*GIVEN EXERCISE*:
Search the listing for the string "header" and copy every line that contains it.

*Stored entries*:
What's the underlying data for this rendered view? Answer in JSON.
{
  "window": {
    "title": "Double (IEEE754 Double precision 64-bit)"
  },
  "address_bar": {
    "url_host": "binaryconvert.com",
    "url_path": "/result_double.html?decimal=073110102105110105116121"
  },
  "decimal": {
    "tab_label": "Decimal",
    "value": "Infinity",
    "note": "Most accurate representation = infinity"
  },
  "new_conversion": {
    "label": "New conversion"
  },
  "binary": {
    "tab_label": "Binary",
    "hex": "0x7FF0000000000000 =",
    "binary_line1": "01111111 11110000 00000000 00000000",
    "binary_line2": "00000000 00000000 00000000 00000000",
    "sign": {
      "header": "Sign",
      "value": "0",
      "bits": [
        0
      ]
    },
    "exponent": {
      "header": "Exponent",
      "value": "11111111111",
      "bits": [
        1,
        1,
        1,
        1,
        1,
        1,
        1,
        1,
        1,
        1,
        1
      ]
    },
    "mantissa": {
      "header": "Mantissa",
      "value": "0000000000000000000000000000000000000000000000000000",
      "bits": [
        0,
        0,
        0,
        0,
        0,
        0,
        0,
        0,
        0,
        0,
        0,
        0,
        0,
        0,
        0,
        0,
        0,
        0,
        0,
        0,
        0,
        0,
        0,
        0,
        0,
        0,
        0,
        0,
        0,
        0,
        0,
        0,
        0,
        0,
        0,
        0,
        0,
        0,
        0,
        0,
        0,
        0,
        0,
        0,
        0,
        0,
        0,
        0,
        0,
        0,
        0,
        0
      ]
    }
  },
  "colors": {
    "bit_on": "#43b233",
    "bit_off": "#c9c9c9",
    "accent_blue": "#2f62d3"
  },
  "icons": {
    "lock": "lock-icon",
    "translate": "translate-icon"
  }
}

*SOLUTION BELOW*:
      "header": "Sign",
      "header": "Exponent",
      "header": "Mantissa",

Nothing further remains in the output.